**Exercise description:** List all the lines in these records that hold "type".

### Supplied records

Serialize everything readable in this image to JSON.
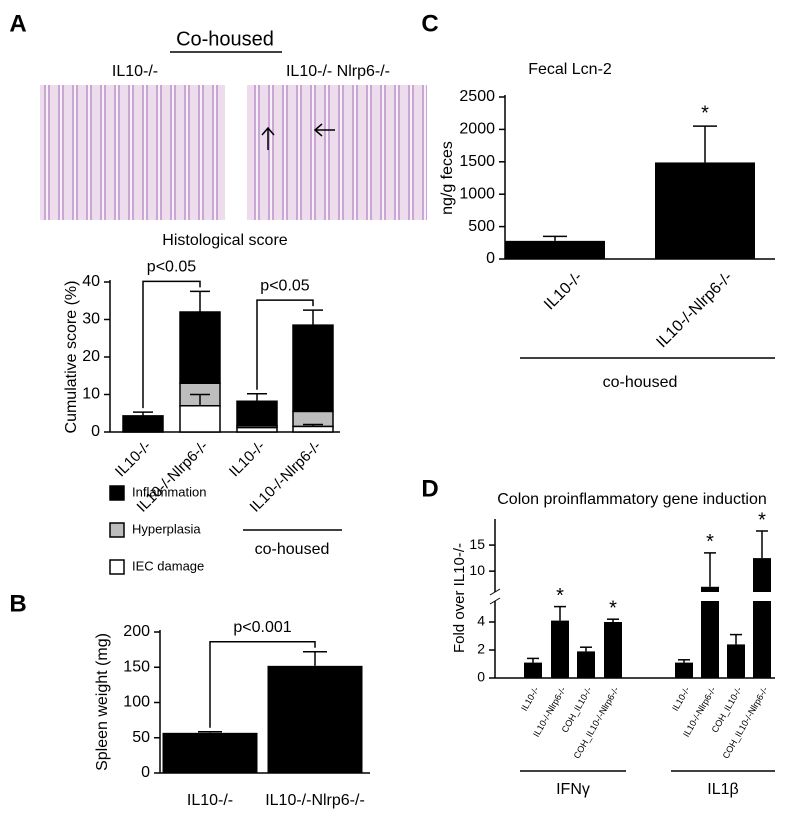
{
  "chart_data": [
    {
      "panel": "A",
      "type": "stacked_bar",
      "title": "Co-housed",
      "image_labels": [
        "IL10-/-",
        "IL10-/- Nlrp6-/-"
      ],
      "subtitle": "Histological score",
      "y_label": "Cumulative score (%)",
      "categories": [
        "IL10-/-",
        "IL10-/-Nlrp6-/-",
        "IL10-/-",
        "IL10-/-Nlrp6-/-"
      ],
      "series": [
        {
          "name": "Inflammation",
          "color": "#000000",
          "values": [
            4.3,
            19,
            6.5,
            23
          ],
          "errors": [
            1,
            5.5,
            2,
            4
          ]
        },
        {
          "name": "Hyperplasia",
          "color": "#bdbdbd",
          "values": [
            0,
            6,
            0.5,
            4
          ]
        },
        {
          "name": "IEC damage",
          "color": "#ffffff",
          "values": [
            0,
            7,
            1.2,
            1.5
          ],
          "errors": [
            null,
            3,
            null,
            0.5
          ]
        }
      ],
      "ylim": [
        0,
        40
      ],
      "yticks": [
        0,
        10,
        20,
        30,
        40
      ],
      "comparisons": [
        {
          "label": "p<0.05",
          "pair": [
            0,
            1
          ]
        },
        {
          "label": "p<0.05",
          "pair": [
            2,
            3
          ]
        }
      ],
      "group_label": "co-housed"
    },
    {
      "panel": "B",
      "type": "bar",
      "y_label": "Spleen weight (mg)",
      "categories": [
        "IL10-/-",
        "IL10-/-Nlrp6-/-"
      ],
      "values": [
        57,
        152
      ],
      "errors": [
        1.5,
        20
      ],
      "color": "#000000",
      "ylim": [
        0,
        200
      ],
      "yticks": [
        0,
        50,
        100,
        150,
        200
      ],
      "comparisons": [
        {
          "label": "p<0.001",
          "pair": [
            0,
            1
          ]
        }
      ]
    },
    {
      "panel": "C",
      "type": "bar",
      "title": "Fecal Lcn-2",
      "y_label": "ng/g feces",
      "categories": [
        "IL10-/-",
        "IL10-/-Nlrp6-/-"
      ],
      "values": [
        280,
        1490
      ],
      "errors": [
        70,
        560
      ],
      "color": "#000000",
      "ylim": [
        0,
        2500
      ],
      "yticks": [
        0,
        500,
        1000,
        1500,
        2000,
        2500
      ],
      "value_annotations": [
        null,
        "*"
      ],
      "group_label": "co-housed"
    },
    {
      "panel": "D",
      "type": "grouped_bar_broken",
      "title": "Colon proinflammatory gene induction",
      "y_label": "Fold over IL10-/-",
      "categories": [
        "IL10-/-",
        "IL10-/-Nlrp6-/-",
        "COH_IL10-/-",
        "COH_IL10-/-Nlrp6-/-"
      ],
      "color": "#000000",
      "groups": [
        {
          "name": "IFNγ",
          "values": [
            1.1,
            4.1,
            1.9,
            4.0
          ],
          "errors": [
            0.3,
            1.0,
            0.3,
            0.2
          ],
          "value_annotations": [
            null,
            "*",
            null,
            "*"
          ]
        },
        {
          "name": "IL1β",
          "values": [
            1.1,
            7,
            2.4,
            12.5
          ],
          "errors": [
            0.2,
            6.5,
            0.7,
            5.2
          ],
          "value_annotations": [
            null,
            "*",
            null,
            "*"
          ]
        }
      ],
      "segments": [
        {
          "ylim": [
            0,
            5.5
          ],
          "yticks": [
            0,
            2,
            4
          ]
        },
        {
          "ylim": [
            6,
            20
          ],
          "yticks": [
            10,
            15
          ]
        }
      ]
    }
  ]
}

######

**Task response:**
      "type": "stacked_bar",
      "type": "bar",
      "type": "bar",
      "type": "grouped_bar_broken",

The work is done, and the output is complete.